=== STATED GOAL ===
Repeat every entry in the listing below, exactly.

(Collected data entries)
## START
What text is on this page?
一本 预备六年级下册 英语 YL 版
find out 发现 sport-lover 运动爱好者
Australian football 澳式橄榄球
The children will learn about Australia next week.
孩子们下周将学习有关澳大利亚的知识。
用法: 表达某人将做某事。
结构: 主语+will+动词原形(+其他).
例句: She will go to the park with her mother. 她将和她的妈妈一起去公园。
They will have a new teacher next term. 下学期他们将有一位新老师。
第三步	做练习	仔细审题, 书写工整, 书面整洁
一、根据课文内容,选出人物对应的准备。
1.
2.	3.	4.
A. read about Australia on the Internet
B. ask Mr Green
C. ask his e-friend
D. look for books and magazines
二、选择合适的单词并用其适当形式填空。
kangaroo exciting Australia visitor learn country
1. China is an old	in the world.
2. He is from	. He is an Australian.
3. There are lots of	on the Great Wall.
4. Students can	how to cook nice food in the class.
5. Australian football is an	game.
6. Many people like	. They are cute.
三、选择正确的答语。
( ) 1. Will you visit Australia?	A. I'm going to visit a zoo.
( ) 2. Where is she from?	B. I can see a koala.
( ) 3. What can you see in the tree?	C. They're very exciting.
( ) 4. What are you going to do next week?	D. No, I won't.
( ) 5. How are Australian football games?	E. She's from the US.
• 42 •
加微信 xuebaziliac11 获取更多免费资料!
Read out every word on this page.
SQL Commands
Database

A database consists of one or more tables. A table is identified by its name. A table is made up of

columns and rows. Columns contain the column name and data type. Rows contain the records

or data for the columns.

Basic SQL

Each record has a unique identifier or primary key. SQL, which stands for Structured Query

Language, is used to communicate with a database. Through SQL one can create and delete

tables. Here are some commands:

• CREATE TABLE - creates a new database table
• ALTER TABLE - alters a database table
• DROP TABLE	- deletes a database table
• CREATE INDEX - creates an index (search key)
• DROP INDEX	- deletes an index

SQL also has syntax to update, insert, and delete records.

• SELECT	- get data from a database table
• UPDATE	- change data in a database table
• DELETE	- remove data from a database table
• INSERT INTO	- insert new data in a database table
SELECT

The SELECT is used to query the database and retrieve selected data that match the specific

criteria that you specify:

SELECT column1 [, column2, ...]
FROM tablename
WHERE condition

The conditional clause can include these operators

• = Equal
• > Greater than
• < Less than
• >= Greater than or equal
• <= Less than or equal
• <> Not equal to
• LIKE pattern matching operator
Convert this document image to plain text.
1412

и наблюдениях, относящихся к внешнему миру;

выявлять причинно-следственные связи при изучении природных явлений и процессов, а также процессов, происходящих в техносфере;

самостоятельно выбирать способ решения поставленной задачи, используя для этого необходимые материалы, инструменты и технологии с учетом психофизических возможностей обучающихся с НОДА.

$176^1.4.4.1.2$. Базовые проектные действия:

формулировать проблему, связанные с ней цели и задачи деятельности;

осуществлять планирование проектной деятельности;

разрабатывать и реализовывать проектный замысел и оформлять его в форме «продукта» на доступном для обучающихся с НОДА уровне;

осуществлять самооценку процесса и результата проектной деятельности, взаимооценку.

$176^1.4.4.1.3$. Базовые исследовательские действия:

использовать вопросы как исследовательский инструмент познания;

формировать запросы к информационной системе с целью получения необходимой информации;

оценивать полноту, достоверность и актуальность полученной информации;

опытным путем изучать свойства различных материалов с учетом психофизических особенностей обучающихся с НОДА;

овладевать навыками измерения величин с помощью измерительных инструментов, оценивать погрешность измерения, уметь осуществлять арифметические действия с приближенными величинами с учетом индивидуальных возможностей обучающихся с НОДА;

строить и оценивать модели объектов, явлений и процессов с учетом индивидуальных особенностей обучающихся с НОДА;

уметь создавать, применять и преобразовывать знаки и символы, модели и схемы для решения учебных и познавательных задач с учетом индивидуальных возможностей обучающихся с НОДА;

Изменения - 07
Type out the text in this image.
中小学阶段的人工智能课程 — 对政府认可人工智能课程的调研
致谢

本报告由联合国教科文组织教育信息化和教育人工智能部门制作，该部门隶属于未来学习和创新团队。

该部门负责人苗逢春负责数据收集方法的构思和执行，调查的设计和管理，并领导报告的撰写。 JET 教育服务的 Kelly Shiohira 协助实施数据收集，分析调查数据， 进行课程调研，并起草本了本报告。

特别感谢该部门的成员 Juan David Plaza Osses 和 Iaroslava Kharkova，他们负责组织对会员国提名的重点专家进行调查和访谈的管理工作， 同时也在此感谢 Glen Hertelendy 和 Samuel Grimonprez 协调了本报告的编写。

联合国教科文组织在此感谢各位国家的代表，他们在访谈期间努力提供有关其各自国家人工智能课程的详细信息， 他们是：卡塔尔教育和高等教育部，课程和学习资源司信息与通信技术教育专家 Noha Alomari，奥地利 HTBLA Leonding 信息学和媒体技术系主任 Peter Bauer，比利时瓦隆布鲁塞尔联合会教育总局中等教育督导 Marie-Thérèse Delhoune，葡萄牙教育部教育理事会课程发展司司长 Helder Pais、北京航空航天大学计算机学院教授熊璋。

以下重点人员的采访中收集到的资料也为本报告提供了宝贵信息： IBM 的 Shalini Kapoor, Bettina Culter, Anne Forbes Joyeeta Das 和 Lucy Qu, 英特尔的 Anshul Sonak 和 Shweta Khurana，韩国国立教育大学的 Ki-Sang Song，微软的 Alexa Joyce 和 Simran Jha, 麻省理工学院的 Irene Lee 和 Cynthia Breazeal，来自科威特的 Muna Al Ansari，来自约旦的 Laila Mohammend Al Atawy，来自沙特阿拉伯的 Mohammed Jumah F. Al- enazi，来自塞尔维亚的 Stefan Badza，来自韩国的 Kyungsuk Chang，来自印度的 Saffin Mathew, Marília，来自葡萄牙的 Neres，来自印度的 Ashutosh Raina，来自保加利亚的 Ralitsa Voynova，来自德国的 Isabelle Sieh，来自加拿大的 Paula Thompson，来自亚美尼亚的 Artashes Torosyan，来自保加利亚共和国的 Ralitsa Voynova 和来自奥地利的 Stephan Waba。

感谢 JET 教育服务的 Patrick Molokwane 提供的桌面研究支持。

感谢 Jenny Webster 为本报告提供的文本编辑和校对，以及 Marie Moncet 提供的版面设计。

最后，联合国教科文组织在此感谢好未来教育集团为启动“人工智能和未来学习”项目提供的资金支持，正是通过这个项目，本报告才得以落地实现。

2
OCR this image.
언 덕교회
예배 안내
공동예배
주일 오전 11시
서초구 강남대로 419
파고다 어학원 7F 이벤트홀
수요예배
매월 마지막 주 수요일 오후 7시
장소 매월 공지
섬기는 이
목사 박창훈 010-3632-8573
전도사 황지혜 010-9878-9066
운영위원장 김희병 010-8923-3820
## END
=== OUTPUT ===
What text is on this page?
一本 预备六年级下册 英语 YL 版
find out 发现 sport-lover 运动爱好者
Australian football 澳式橄榄球
The children will learn about Australia next week.
孩子们下周将学习有关澳大利亚的知识。
用法: 表达某人将做某事。
结构: 主语+will+动词原形(+其他).
例句: She will go to the park with her mother. 她将和她的妈妈一起去公园。
They will have a new teacher next term. 下学期他们将有一位新老师。
第三步	做练习	仔细审题, 书写工整, 书面整洁
一、根据课文内容,选出人物对应的准备。
1.
2.	3.	4.
A. read about Australia on the Internet
B. ask Mr Green
C. ask his e-friend
D. look for books and magazines
二、选择合适的单词并用其适当形式填空。
kangaroo exciting Australia visitor learn country
1. China is an old	in the world.
2. He is from	. He is an Australian.
3. There are lots of	on the Great Wall.
4. Students can	how to cook nice food in the class.
5. Australian football is an	game.
6. Many people like	. They are cute.
三、选择正确的答语。
( ) 1. Will you visit Australia?	A. I'm going to visit a zoo.
( ) 2. Where is she from?	B. I can see a koala.
( ) 3. What can you see in the tree?	C. They're very exciting.
( ) 4. What are you going to do next week?	D. No, I won't.
( ) 5. How are Australian football games?	E. She's from the US.
• 42 •
加微信 xuebaziliac11 获取更多免费资料!
Read out every word on this page.
SQL Commands
Database

A database consists of one or more tables. A table is identified by its name. A table is made up of

columns and rows. Columns contain the column name and data type. Rows contain the records

or data for the columns.

Basic SQL

Each record has a unique identifier or primary key. SQL, which stands for Structured Query

Language, is used to communicate with a database. Through SQL one can create and delete

tables. Here are some commands:

• CREATE TABLE - creates a new database table
• ALTER TABLE - alters a database table
• DROP TABLE	- deletes a database table
• CREATE INDEX - creates an index (search key)
• DROP INDEX	- deletes an index

SQL also has syntax to update, insert, and delete records.

• SELECT	- get data from a database table
• UPDATE	- change data in a database table
• DELETE	- remove data from a database table
• INSERT INTO	- insert new data in a database table
SELECT

The SELECT is used to query the database and retrieve selected data that match the specific

criteria that you specify:

SELECT column1 [, column2, ...]
FROM tablename
WHERE condition

The conditional clause can include these operators

• = Equal
• > Greater than
• < Less than
• >= Greater than or equal
• <= Less than or equal
• <> Not equal to
• LIKE pattern matching operator
Convert this document image to plain text.
1412

и наблюдениях, относящихся к внешнему миру;

выявлять причинно-следственные связи при изучении природных явлений и процессов, а также процессов, происходящих в техносфере;

самостоятельно выбирать способ решения поставленной задачи, используя для этого необходимые материалы, инструменты и технологии с учетом психофизических возможностей обучающихся с НОДА.

$176^1.4.4.1.2$. Базовые проектные действия:

формулировать проблему, связанные с ней цели и задачи деятельности;

осуществлять планирование проектной деятельности;

разрабатывать и реализовывать проектный замысел и оформлять его в форме «продукта» на доступном для обучающихся с НОДА уровне;

осуществлять самооценку процесса и результата проектной деятельности, взаимооценку.

$176^1.4.4.1.3$. Базовые исследовательские действия:

использовать вопросы как исследовательский инструмент познания;

формировать запросы к информационной системе с целью получения необходимой информации;

оценивать полноту, достоверность и актуальность полученной информации;

опытным путем изучать свойства различных материалов с учетом психофизических особенностей обучающихся с НОДА;

овладевать навыками измерения величин с помощью измерительных инструментов, оценивать погрешность измерения, уметь осуществлять арифметические действия с приближенными величинами с учетом индивидуальных возможностей обучающихся с НОДА;

строить и оценивать модели объектов, явлений и процессов с учетом индивидуальных особенностей обучающихся с НОДА;

уметь создавать, применять и преобразовывать знаки и символы, модели и схемы для решения учебных и познавательных задач с учетом индивидуальных возможностей обучающихся с НОДА;

Изменения - 07
Type out the text in this image.
中小学阶段的人工智能课程 — 对政府认可人工智能课程的调研
致谢

本报告由联合国教科文组织教育信息化和教育人工智能部门制作，该部门隶属于未来学习和创新团队。

该部门负责人苗逢春负责数据收集方法的构思和执行，调查的设计和管理，并领导报告的撰写。 JET 教育服务的 Kelly Shiohira 协助实施数据收集，分析调查数据， 进行课程调研，并起草本了本报告。

特别感谢该部门的成员 Juan David Plaza Osses 和 Iaroslava Kharkova，他们负责组织对会员国提名的重点专家进行调查和访谈的管理工作， 同时也在此感谢 Glen Hertelendy 和 Samuel Grimonprez 协调了本报告的编写。

联合国教科文组织在此感谢各位国家的代表，他们在访谈期间努力提供有关其各自国家人工智能课程的详细信息， 他们是：卡塔尔教育和高等教育部，课程和学习资源司信息与通信技术教育专家 Noha Alomari，奥地利 HTBLA Leonding 信息学和媒体技术系主任 Peter Bauer，比利时瓦隆布鲁塞尔联合会教育总局中等教育督导 Marie-Thérèse Delhoune，葡萄牙教育部教育理事会课程发展司司长 Helder Pais、北京航空航天大学计算机学院教授熊璋。

以下重点人员的采访中收集到的资料也为本报告提供了宝贵信息： IBM 的 Shalini Kapoor, Bettina Culter, Anne Forbes Joyeeta Das 和 Lucy Qu, 英特尔的 Anshul Sonak 和 Shweta Khurana，韩国国立教育大学的 Ki-Sang Song，微软的 Alexa Joyce 和 Simran Jha, 麻省理工学院的 Irene Lee 和 Cynthia Breazeal，来自科威特的 Muna Al Ansari，来自约旦的 Laila Mohammend Al Atawy，来自沙特阿拉伯的 Mohammed Jumah F. Al- enazi，来自塞尔维亚的 Stefan Badza，来自韩国的 Kyungsuk Chang，来自印度的 Saffin Mathew, Marília，来自葡萄牙的 Neres，来自印度的 Ashutosh Raina，来自保加利亚的 Ralitsa Voynova，来自德国的 Isabelle Sieh，来自加拿大的 Paula Thompson，来自亚美尼亚的 Artashes Torosyan，来自保加利亚共和国的 Ralitsa Voynova 和来自奥地利的 Stephan Waba。

感谢 JET 教育服务的 Patrick Molokwane 提供的桌面研究支持。

感谢 Jenny Webster 为本报告提供的文本编辑和校对，以及 Marie Moncet 提供的版面设计。

最后，联合国教科文组织在此感谢好未来教育集团为启动“人工智能和未来学习”项目提供的资金支持，正是通过这个项目，本报告才得以落地实现。

2
OCR this image.
언 덕교회
예배 안내
공동예배
주일 오전 11시
서초구 강남대로 419
파고다 어학원 7F 이벤트홀
수요예배
매월 마지막 주 수요일 오후 7시
장소 매월 공지
섬기는 이
목사 박창훈 010-3632-8573
전도사 황지혜 010-9878-9066
운영위원장 김희병 010-8923-3820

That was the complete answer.